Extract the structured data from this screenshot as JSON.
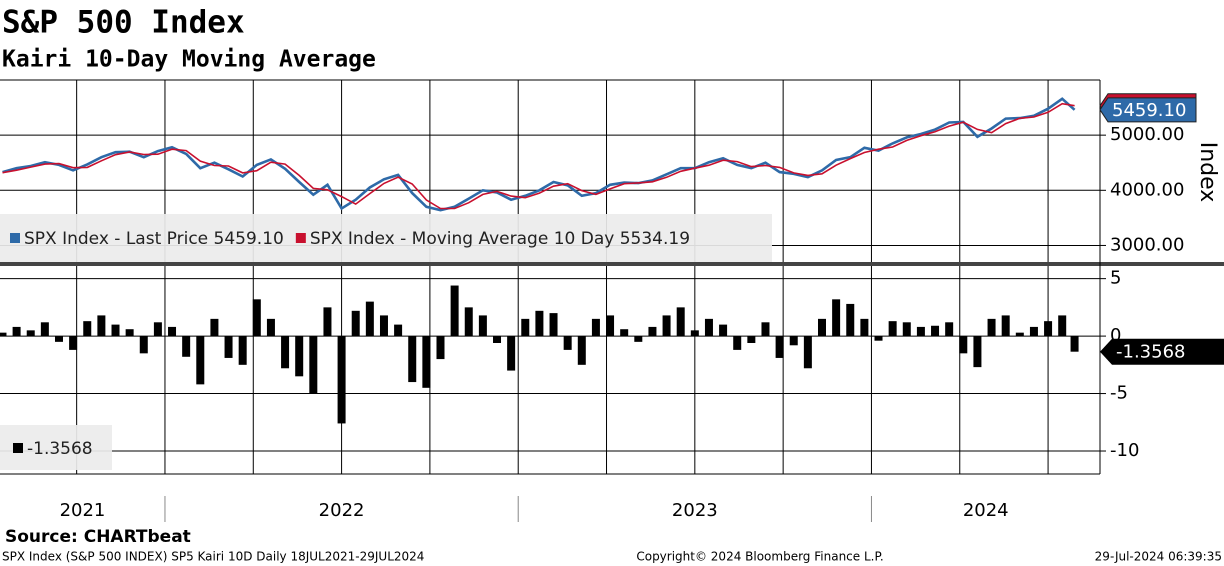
{
  "title": "S&P 500 Index",
  "subtitle": "Kairi 10-Day Moving Average",
  "source": "Source: CHARTbeat",
  "footer": {
    "left": "SPX Index (S&P 500 INDEX) SP5 Kairi 10D  Daily 18JUL2021-29JUL2024",
    "center": "Copyright© 2024 Bloomberg Finance L.P.",
    "right": "29-Jul-2024 06:39:35"
  },
  "chart_data": [
    {
      "type": "line",
      "ylabel": "Index",
      "xlim": [
        2021.533,
        2024.647
      ],
      "xgrid": [
        2021.75,
        2022,
        2022.25,
        2022.5,
        2022.75,
        2023,
        2023.25,
        2023.5,
        2023.75,
        2024,
        2024.25,
        2024.5
      ],
      "ylim": [
        2700,
        6000
      ],
      "yticks": [
        {
          "value": 3000,
          "label": "3000.00"
        },
        {
          "value": 4000,
          "label": "4000.00"
        },
        {
          "value": 5000,
          "label": "5000.00"
        }
      ],
      "grid": true,
      "x": [
        2021.54,
        2021.58,
        2021.62,
        2021.66,
        2021.7,
        2021.74,
        2021.78,
        2021.82,
        2021.86,
        2021.9,
        2021.94,
        2021.98,
        2022.02,
        2022.06,
        2022.1,
        2022.14,
        2022.18,
        2022.22,
        2022.26,
        2022.3,
        2022.34,
        2022.38,
        2022.42,
        2022.46,
        2022.5,
        2022.54,
        2022.58,
        2022.62,
        2022.66,
        2022.7,
        2022.74,
        2022.78,
        2022.82,
        2022.86,
        2022.9,
        2022.94,
        2022.98,
        2023.02,
        2023.06,
        2023.1,
        2023.14,
        2023.18,
        2023.22,
        2023.26,
        2023.3,
        2023.34,
        2023.38,
        2023.42,
        2023.46,
        2023.5,
        2023.54,
        2023.58,
        2023.62,
        2023.66,
        2023.7,
        2023.74,
        2023.78,
        2023.82,
        2023.86,
        2023.9,
        2023.94,
        2023.98,
        2024.02,
        2024.06,
        2024.1,
        2024.14,
        2024.18,
        2024.22,
        2024.26,
        2024.3,
        2024.34,
        2024.38,
        2024.42,
        2024.46,
        2024.5,
        2024.54,
        2024.575
      ],
      "series": [
        {
          "name": "SPX Index - Last Price 5459.10",
          "color": "#2e6aa8",
          "last_label": "5459.10",
          "values": [
            4330,
            4400,
            4440,
            4510,
            4460,
            4360,
            4470,
            4600,
            4690,
            4700,
            4600,
            4710,
            4780,
            4660,
            4400,
            4500,
            4380,
            4250,
            4460,
            4560,
            4390,
            4150,
            3920,
            4100,
            3670,
            3830,
            4050,
            4200,
            4280,
            3950,
            3700,
            3640,
            3700,
            3850,
            4000,
            3960,
            3830,
            3900,
            4000,
            4150,
            4090,
            3900,
            3950,
            4100,
            4140,
            4130,
            4180,
            4290,
            4400,
            4400,
            4510,
            4580,
            4460,
            4400,
            4500,
            4330,
            4300,
            4240,
            4360,
            4550,
            4600,
            4770,
            4720,
            4850,
            4960,
            5020,
            5100,
            5230,
            5240,
            4970,
            5120,
            5300,
            5310,
            5350,
            5480,
            5660,
            5459.1
          ]
        },
        {
          "name": "SPX Index - Moving Average 10 Day 5534.19",
          "color": "#c8102e",
          "values": [
            4320,
            4365,
            4420,
            4475,
            4485,
            4410,
            4415,
            4535,
            4645,
            4695,
            4650,
            4655,
            4745,
            4720,
            4530,
            4450,
            4440,
            4315,
            4355,
            4510,
            4475,
            4270,
            4035,
            4010,
            3885,
            3750,
            3940,
            4125,
            4240,
            4115,
            3825,
            3670,
            3670,
            3775,
            3925,
            3980,
            3895,
            3865,
            3950,
            4075,
            4120,
            3995,
            3925,
            4025,
            4120,
            4135,
            4155,
            4235,
            4345,
            4400,
            4455,
            4545,
            4520,
            4430,
            4450,
            4415,
            4315,
            4270,
            4300,
            4455,
            4575,
            4685,
            4745,
            4785,
            4905,
            4990,
            5060,
            5165,
            5235,
            5105,
            5045,
            5210,
            5305,
            5330,
            5415,
            5570,
            5534.19
          ]
        }
      ]
    },
    {
      "type": "bar",
      "xlim": [
        2021.533,
        2024.647
      ],
      "xgrid": [
        2021.75,
        2022,
        2022.25,
        2022.5,
        2022.75,
        2023,
        2023.25,
        2023.5,
        2023.75,
        2024,
        2024.25,
        2024.5
      ],
      "year_labels": [
        "2021",
        "2022",
        "2023",
        "2024"
      ],
      "year_breaks": [
        2022,
        2023,
        2024
      ],
      "ylim": [
        -12,
        6.1
      ],
      "yticks": [
        5,
        0,
        -5,
        -10
      ],
      "grid": true,
      "x": [
        2021.54,
        2021.58,
        2021.62,
        2021.66,
        2021.7,
        2021.74,
        2021.78,
        2021.82,
        2021.86,
        2021.9,
        2021.94,
        2021.98,
        2022.02,
        2022.06,
        2022.1,
        2022.14,
        2022.18,
        2022.22,
        2022.26,
        2022.3,
        2022.34,
        2022.38,
        2022.42,
        2022.46,
        2022.5,
        2022.54,
        2022.58,
        2022.62,
        2022.66,
        2022.7,
        2022.74,
        2022.78,
        2022.82,
        2022.86,
        2022.9,
        2022.94,
        2022.98,
        2023.02,
        2023.06,
        2023.1,
        2023.14,
        2023.18,
        2023.22,
        2023.26,
        2023.3,
        2023.34,
        2023.38,
        2023.42,
        2023.46,
        2023.5,
        2023.54,
        2023.58,
        2023.62,
        2023.66,
        2023.7,
        2023.74,
        2023.78,
        2023.82,
        2023.86,
        2023.9,
        2023.94,
        2023.98,
        2024.02,
        2024.06,
        2024.1,
        2024.14,
        2024.18,
        2024.22,
        2024.26,
        2024.3,
        2024.34,
        2024.38,
        2024.42,
        2024.46,
        2024.5,
        2024.54,
        2024.575
      ],
      "series": [
        {
          "color": "#000000",
          "last_label": "-1.3568",
          "values": [
            0.3,
            0.8,
            0.5,
            1.2,
            -0.5,
            -1.2,
            1.3,
            1.8,
            1.0,
            0.6,
            -1.5,
            1.2,
            0.8,
            -1.8,
            -4.2,
            1.5,
            -1.9,
            -2.5,
            3.2,
            1.5,
            -2.8,
            -3.5,
            -5.0,
            2.5,
            -7.6,
            2.2,
            3.0,
            1.8,
            1.0,
            -4.0,
            -4.5,
            -2.0,
            4.4,
            2.5,
            1.8,
            -0.6,
            -3.0,
            1.5,
            2.2,
            2.0,
            -1.2,
            -2.5,
            1.5,
            1.8,
            0.6,
            -0.5,
            0.8,
            1.8,
            2.5,
            0.5,
            1.5,
            1.0,
            -1.2,
            -0.6,
            1.2,
            -1.9,
            -0.8,
            -2.8,
            1.5,
            3.2,
            2.8,
            1.5,
            -0.4,
            1.3,
            1.2,
            0.8,
            0.9,
            1.2,
            -1.5,
            -2.7,
            1.5,
            1.8,
            0.3,
            0.8,
            1.3,
            1.8,
            -1.3568
          ]
        }
      ]
    }
  ]
}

:::::

What you need to do: Keep every word of the data as it is when you write it out, but drop the pictures.

Answer to the task:
Extract the structured data from this screenshot as JSON.
{
  "title": "S&P 500 Index",
  "subtitle": "Kairi 10-Day Moving Average",
  "source": "Source: CHARTbeat",
  "footer": {
    "left": "SPX Index (S&P 500 INDEX) SP5 Kairi 10D  Daily 18JUL2021-29JUL2024",
    "center": "Copyright© 2024 Bloomberg Finance L.P.",
    "right": "29-Jul-2024 06:39:35"
  },
  "chart_data": [
    {
      "type": "line",
      "ylabel": "Index",
      "xlim": [
        2021.533,
        2024.647
      ],
      "xgrid": [
        2021.75,
        2022,
        2022.25,
        2022.5,
        2022.75,
        2023,
        2023.25,
        2023.5,
        2023.75,
        2024,
        2024.25,
        2024.5
      ],
      "ylim": [
        2700,
        6000
      ],
      "yticks": [
        {
          "value": 3000,
          "label": "3000.00"
        },
        {
          "value": 4000,
          "label": "4000.00"
        },
        {
          "value": 5000,
          "label": "5000.00"
        }
      ],
      "grid": true,
      "x": [
        2021.54,
        2021.58,
        2021.62,
        2021.66,
        2021.7,
        2021.74,
        2021.78,
        2021.82,
        2021.86,
        2021.9,
        2021.94,
        2021.98,
        2022.02,
        2022.06,
        2022.1,
        2022.14,
        2022.18,
        2022.22,
        2022.26,
        2022.3,
        2022.34,
        2022.38,
        2022.42,
        2022.46,
        2022.5,
        2022.54,
        2022.58,
        2022.62,
        2022.66,
        2022.7,
        2022.74,
        2022.78,
        2022.82,
        2022.86,
        2022.9,
        2022.94,
        2022.98,
        2023.02,
        2023.06,
        2023.1,
        2023.14,
        2023.18,
        2023.22,
        2023.26,
        2023.3,
        2023.34,
        2023.38,
        2023.42,
        2023.46,
        2023.5,
        2023.54,
        2023.58,
        2023.62,
        2023.66,
        2023.7,
        2023.74,
        2023.78,
        2023.82,
        2023.86,
        2023.9,
        2023.94,
        2023.98,
        2024.02,
        2024.06,
        2024.1,
        2024.14,
        2024.18,
        2024.22,
        2024.26,
        2024.3,
        2024.34,
        2024.38,
        2024.42,
        2024.46,
        2024.5,
        2024.54,
        2024.575
      ],
      "series": [
        {
          "name": "SPX Index - Last Price 5459.10",
          "color": "#2e6aa8",
          "last_label": "5459.10",
          "values": [
            4330,
            4400,
            4440,
            4510,
            4460,
            4360,
            4470,
            4600,
            4690,
            4700,
            4600,
            4710,
            4780,
            4660,
            4400,
            4500,
            4380,
            4250,
            4460,
            4560,
            4390,
            4150,
            3920,
            4100,
            3670,
            3830,
            4050,
            4200,
            4280,
            3950,
            3700,
            3640,
            3700,
            3850,
            4000,
            3960,
            3830,
            3900,
            4000,
            4150,
            4090,
            3900,
            3950,
            4100,
            4140,
            4130,
            4180,
            4290,
            4400,
            4400,
            4510,
            4580,
            4460,
            4400,
            4500,
            4330,
            4300,
            4240,
            4360,
            4550,
            4600,
            4770,
            4720,
            4850,
            4960,
            5020,
            5100,
            5230,
            5240,
            4970,
            5120,
            5300,
            5310,
            5350,
            5480,
            5660,
            5459.1
          ]
        },
        {
          "name": "SPX Index - Moving Average 10 Day 5534.19",
          "color": "#c8102e",
          "values": [
            4320,
            4365,
            4420,
            4475,
            4485,
            4410,
            4415,
            4535,
            4645,
            4695,
            4650,
            4655,
            4745,
            4720,
            4530,
            4450,
            4440,
            4315,
            4355,
            4510,
            4475,
            4270,
            4035,
            4010,
            3885,
            3750,
            3940,
            4125,
            4240,
            4115,
            3825,
            3670,
            3670,
            3775,
            3925,
            3980,
            3895,
            3865,
            3950,
            4075,
            4120,
            3995,
            3925,
            4025,
            4120,
            4135,
            4155,
            4235,
            4345,
            4400,
            4455,
            4545,
            4520,
            4430,
            4450,
            4415,
            4315,
            4270,
            4300,
            4455,
            4575,
            4685,
            4745,
            4785,
            4905,
            4990,
            5060,
            5165,
            5235,
            5105,
            5045,
            5210,
            5305,
            5330,
            5415,
            5570,
            5534.19
          ]
        }
      ]
    },
    {
      "type": "bar",
      "xlim": [
        2021.533,
        2024.647
      ],
      "xgrid": [
        2021.75,
        2022,
        2022.25,
        2022.5,
        2022.75,
        2023,
        2023.25,
        2023.5,
        2023.75,
        2024,
        2024.25,
        2024.5
      ],
      "year_labels": [
        "2021",
        "2022",
        "2023",
        "2024"
      ],
      "year_breaks": [
        2022,
        2023,
        2024
      ],
      "ylim": [
        -12,
        6.1
      ],
      "yticks": [
        5,
        0,
        -5,
        -10
      ],
      "grid": true,
      "x": [
        2021.54,
        2021.58,
        2021.62,
        2021.66,
        2021.7,
        2021.74,
        2021.78,
        2021.82,
        2021.86,
        2021.9,
        2021.94,
        2021.98,
        2022.02,
        2022.06,
        2022.1,
        2022.14,
        2022.18,
        2022.22,
        2022.26,
        2022.3,
        2022.34,
        2022.38,
        2022.42,
        2022.46,
        2022.5,
        2022.54,
        2022.58,
        2022.62,
        2022.66,
        2022.7,
        2022.74,
        2022.78,
        2022.82,
        2022.86,
        2022.9,
        2022.94,
        2022.98,
        2023.02,
        2023.06,
        2023.1,
        2023.14,
        2023.18,
        2023.22,
        2023.26,
        2023.3,
        2023.34,
        2023.38,
        2023.42,
        2023.46,
        2023.5,
        2023.54,
        2023.58,
        2023.62,
        2023.66,
        2023.7,
        2023.74,
        2023.78,
        2023.82,
        2023.86,
        2023.9,
        2023.94,
        2023.98,
        2024.02,
        2024.06,
        2024.1,
        2024.14,
        2024.18,
        2024.22,
        2024.26,
        2024.3,
        2024.34,
        2024.38,
        2024.42,
        2024.46,
        2024.5,
        2024.54,
        2024.575
      ],
      "series": [
        {
          "color": "#000000",
          "last_label": "-1.3568",
          "values": [
            0.3,
            0.8,
            0.5,
            1.2,
            -0.5,
            -1.2,
            1.3,
            1.8,
            1.0,
            0.6,
            -1.5,
            1.2,
            0.8,
            -1.8,
            -4.2,
            1.5,
            -1.9,
            -2.5,
            3.2,
            1.5,
            -2.8,
            -3.5,
            -5.0,
            2.5,
            -7.6,
            2.2,
            3.0,
            1.8,
            1.0,
            -4.0,
            -4.5,
            -2.0,
            4.4,
            2.5,
            1.8,
            -0.6,
            -3.0,
            1.5,
            2.2,
            2.0,
            -1.2,
            -2.5,
            1.5,
            1.8,
            0.6,
            -0.5,
            0.8,
            1.8,
            2.5,
            0.5,
            1.5,
            1.0,
            -1.2,
            -0.6,
            1.2,
            -1.9,
            -0.8,
            -2.8,
            1.5,
            3.2,
            2.8,
            1.5,
            -0.4,
            1.3,
            1.2,
            0.8,
            0.9,
            1.2,
            -1.5,
            -2.7,
            1.5,
            1.8,
            0.3,
            0.8,
            1.3,
            1.8,
            -1.3568
          ]
        }
      ]
    }
  ]
}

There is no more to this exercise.